*BRIEF*
Each line containing the word "Государственного" needs to be copied.

*DATA ENTRIES*
[start]

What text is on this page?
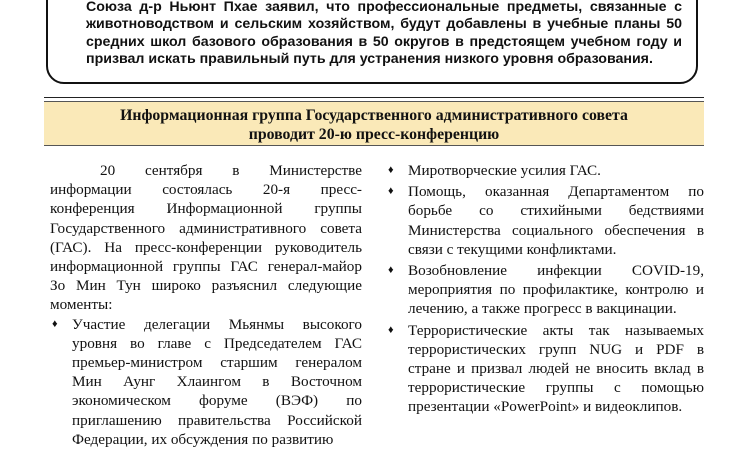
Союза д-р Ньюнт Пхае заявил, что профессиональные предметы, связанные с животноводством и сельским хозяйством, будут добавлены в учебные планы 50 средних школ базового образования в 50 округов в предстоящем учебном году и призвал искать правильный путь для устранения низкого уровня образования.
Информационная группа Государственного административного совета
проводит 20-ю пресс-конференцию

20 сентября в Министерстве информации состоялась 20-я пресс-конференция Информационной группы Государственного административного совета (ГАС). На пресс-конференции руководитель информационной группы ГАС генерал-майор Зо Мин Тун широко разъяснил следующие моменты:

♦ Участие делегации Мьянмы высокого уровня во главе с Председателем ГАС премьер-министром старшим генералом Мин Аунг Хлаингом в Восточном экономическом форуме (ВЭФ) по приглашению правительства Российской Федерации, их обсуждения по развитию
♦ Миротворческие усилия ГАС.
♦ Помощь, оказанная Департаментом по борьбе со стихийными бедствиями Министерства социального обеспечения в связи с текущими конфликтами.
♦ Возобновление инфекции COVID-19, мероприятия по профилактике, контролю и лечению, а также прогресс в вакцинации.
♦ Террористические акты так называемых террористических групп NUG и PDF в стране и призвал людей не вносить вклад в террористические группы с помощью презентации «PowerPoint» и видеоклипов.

[end]
[start]

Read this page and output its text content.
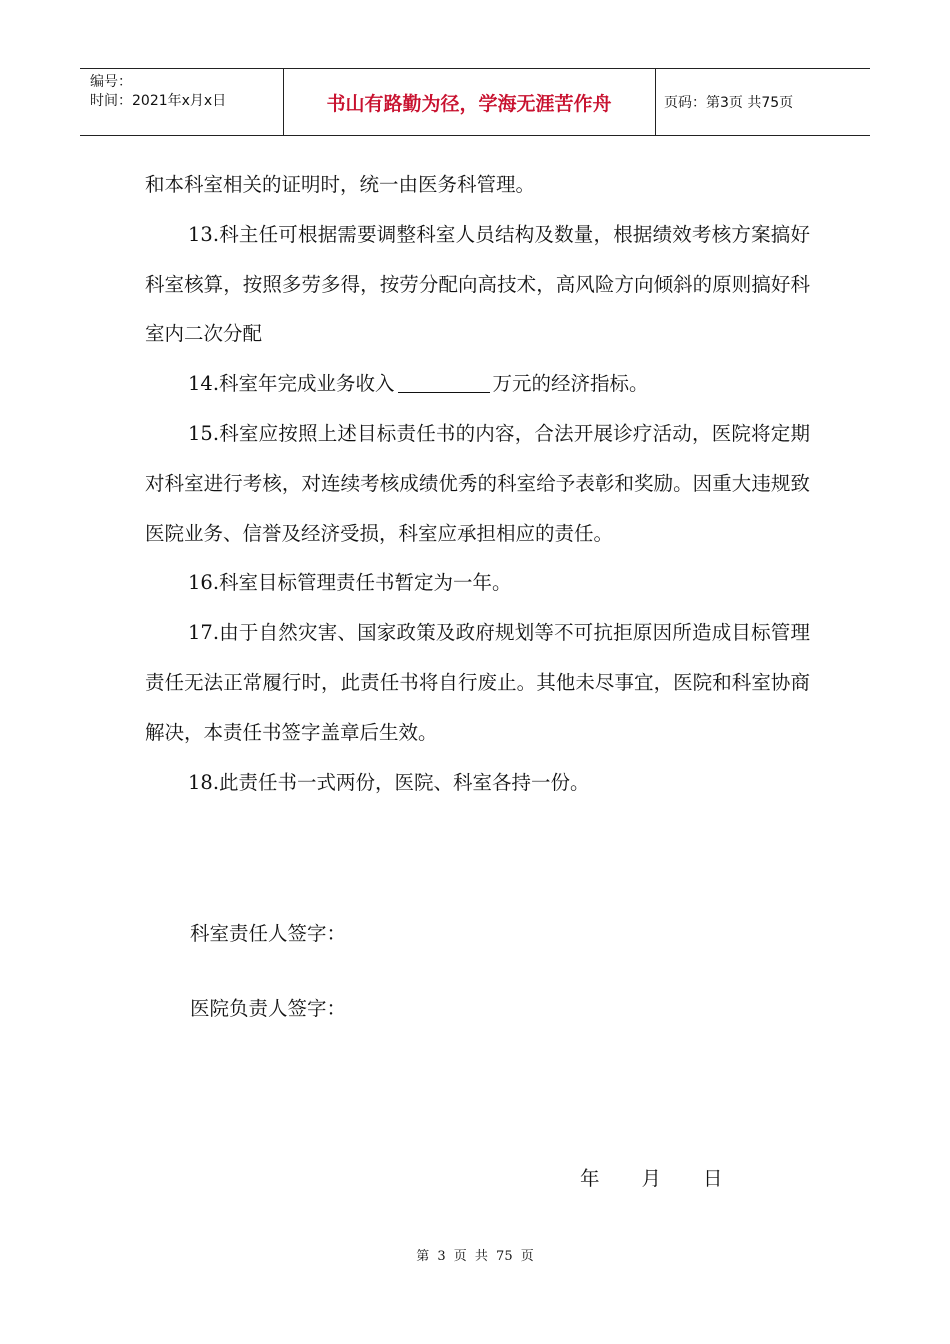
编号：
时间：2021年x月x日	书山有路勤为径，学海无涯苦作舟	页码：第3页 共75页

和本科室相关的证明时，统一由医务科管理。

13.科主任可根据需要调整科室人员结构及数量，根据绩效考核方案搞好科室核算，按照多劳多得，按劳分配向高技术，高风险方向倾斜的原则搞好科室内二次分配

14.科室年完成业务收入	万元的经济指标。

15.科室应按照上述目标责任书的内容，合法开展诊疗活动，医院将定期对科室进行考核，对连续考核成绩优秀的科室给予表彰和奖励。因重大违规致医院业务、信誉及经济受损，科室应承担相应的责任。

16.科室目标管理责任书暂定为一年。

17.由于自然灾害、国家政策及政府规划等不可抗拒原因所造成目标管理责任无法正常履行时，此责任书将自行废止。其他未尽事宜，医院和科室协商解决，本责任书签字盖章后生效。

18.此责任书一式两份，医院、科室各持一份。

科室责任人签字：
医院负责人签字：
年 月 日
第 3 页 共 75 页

[end]
[start]

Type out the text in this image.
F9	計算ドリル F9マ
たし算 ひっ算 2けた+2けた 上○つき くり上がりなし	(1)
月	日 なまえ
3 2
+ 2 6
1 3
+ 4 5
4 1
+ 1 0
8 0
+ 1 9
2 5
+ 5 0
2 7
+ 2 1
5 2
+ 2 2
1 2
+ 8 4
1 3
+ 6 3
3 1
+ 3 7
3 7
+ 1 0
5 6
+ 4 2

[end]

*COMPLETED TASK*
Информационная группа Государственного административного совета
20 сентября в Министерстве информации состоялась 20-я пресс-конференция Информационной группы Государственного административного совета (ГАС). На пресс-конференции руководитель информационной группы ГАС генерал-майор Зо Мин Тун широко разъяснил следующие моменты:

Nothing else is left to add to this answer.